*TASK TO COMPLETE*
The listing below is to be output in its exact form.

┏━━

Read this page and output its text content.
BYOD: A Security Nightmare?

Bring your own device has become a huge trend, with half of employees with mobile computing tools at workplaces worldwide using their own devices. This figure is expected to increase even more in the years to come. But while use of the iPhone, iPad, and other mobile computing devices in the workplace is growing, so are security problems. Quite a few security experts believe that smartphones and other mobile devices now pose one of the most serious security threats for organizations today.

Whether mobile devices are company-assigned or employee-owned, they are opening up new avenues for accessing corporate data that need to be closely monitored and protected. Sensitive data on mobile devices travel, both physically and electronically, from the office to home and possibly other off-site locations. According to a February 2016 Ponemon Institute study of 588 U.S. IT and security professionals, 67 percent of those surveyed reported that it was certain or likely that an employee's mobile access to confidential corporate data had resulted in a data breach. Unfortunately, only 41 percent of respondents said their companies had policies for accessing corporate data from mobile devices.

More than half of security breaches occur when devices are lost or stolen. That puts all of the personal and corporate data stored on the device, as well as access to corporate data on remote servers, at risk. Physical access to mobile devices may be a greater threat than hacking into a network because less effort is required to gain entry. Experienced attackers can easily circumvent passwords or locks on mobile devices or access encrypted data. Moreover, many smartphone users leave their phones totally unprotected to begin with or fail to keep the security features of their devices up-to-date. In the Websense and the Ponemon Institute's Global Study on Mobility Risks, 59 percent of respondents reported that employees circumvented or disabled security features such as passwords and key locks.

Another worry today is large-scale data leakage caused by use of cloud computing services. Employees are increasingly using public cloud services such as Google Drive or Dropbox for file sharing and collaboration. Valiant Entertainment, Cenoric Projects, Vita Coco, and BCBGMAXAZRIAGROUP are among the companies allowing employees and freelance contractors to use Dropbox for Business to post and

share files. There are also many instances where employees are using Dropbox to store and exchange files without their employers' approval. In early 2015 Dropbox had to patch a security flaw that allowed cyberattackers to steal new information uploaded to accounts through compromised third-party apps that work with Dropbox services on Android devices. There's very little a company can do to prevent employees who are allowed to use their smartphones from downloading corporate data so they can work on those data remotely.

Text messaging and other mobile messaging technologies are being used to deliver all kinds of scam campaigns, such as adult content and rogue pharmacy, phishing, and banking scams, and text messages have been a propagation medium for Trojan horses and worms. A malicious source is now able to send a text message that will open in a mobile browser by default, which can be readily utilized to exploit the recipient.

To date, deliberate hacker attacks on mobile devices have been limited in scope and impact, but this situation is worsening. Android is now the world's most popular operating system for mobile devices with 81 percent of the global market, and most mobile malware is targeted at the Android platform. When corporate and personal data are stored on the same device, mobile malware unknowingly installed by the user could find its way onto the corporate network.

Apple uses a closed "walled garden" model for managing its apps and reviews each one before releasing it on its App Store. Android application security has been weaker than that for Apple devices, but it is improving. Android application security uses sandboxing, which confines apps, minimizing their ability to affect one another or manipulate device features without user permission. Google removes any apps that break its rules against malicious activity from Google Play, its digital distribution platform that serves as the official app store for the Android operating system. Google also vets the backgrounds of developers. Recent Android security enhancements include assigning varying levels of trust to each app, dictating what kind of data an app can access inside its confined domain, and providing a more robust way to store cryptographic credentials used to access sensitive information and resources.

┗━━

*REPLY*
Read this page and output its text content.
BYOD: A Security Nightmare?

Bring your own device has become a huge trend, with half of employees with mobile computing tools at workplaces worldwide using their own devices. This figure is expected to increase even more in the years to come. But while use of the iPhone, iPad, and other mobile computing devices in the workplace is growing, so are security problems. Quite a few security experts believe that smartphones and other mobile devices now pose one of the most serious security threats for organizations today.

Whether mobile devices are company-assigned or employee-owned, they are opening up new avenues for accessing corporate data that need to be closely monitored and protected. Sensitive data on mobile devices travel, both physically and electronically, from the office to home and possibly other off-site locations. According to a February 2016 Ponemon Institute study of 588 U.S. IT and security professionals, 67 percent of those surveyed reported that it was certain or likely that an employee's mobile access to confidential corporate data had resulted in a data breach. Unfortunately, only 41 percent of respondents said their companies had policies for accessing corporate data from mobile devices.

More than half of security breaches occur when devices are lost or stolen. That puts all of the personal and corporate data stored on the device, as well as access to corporate data on remote servers, at risk. Physical access to mobile devices may be a greater threat than hacking into a network because less effort is required to gain entry. Experienced attackers can easily circumvent passwords or locks on mobile devices or access encrypted data. Moreover, many smartphone users leave their phones totally unprotected to begin with or fail to keep the security features of their devices up-to-date. In the Websense and the Ponemon Institute's Global Study on Mobility Risks, 59 percent of respondents reported that employees circumvented or disabled security features such as passwords and key locks.

Another worry today is large-scale data leakage caused by use of cloud computing services. Employees are increasingly using public cloud services such as Google Drive or Dropbox for file sharing and collaboration. Valiant Entertainment, Cenoric Projects, Vita Coco, and BCBGMAXAZRIAGROUP are among the companies allowing employees and freelance contractors to use Dropbox for Business to post and

share files. There are also many instances where employees are using Dropbox to store and exchange files without their employers' approval. In early 2015 Dropbox had to patch a security flaw that allowed cyberattackers to steal new information uploaded to accounts through compromised third-party apps that work with Dropbox services on Android devices. There's very little a company can do to prevent employees who are allowed to use their smartphones from downloading corporate data so they can work on those data remotely.

Text messaging and other mobile messaging technologies are being used to deliver all kinds of scam campaigns, such as adult content and rogue pharmacy, phishing, and banking scams, and text messages have been a propagation medium for Trojan horses and worms. A malicious source is now able to send a text message that will open in a mobile browser by default, which can be readily utilized to exploit the recipient.

To date, deliberate hacker attacks on mobile devices have been limited in scope and impact, but this situation is worsening. Android is now the world's most popular operating system for mobile devices with 81 percent of the global market, and most mobile malware is targeted at the Android platform. When corporate and personal data are stored on the same device, mobile malware unknowingly installed by the user could find its way onto the corporate network.

Apple uses a closed "walled garden" model for managing its apps and reviews each one before releasing it on its App Store. Android application security has been weaker than that for Apple devices, but it is improving. Android application security uses sandboxing, which confines apps, minimizing their ability to affect one another or manipulate device features without user permission. Google removes any apps that break its rules against malicious activity from Google Play, its digital distribution platform that serves as the official app store for the Android operating system. Google also vets the backgrounds of developers. Recent Android security enhancements include assigning varying levels of trust to each app, dictating what kind of data an app can access inside its confined domain, and providing a more robust way to store cryptographic credentials used to access sensitive information and resources.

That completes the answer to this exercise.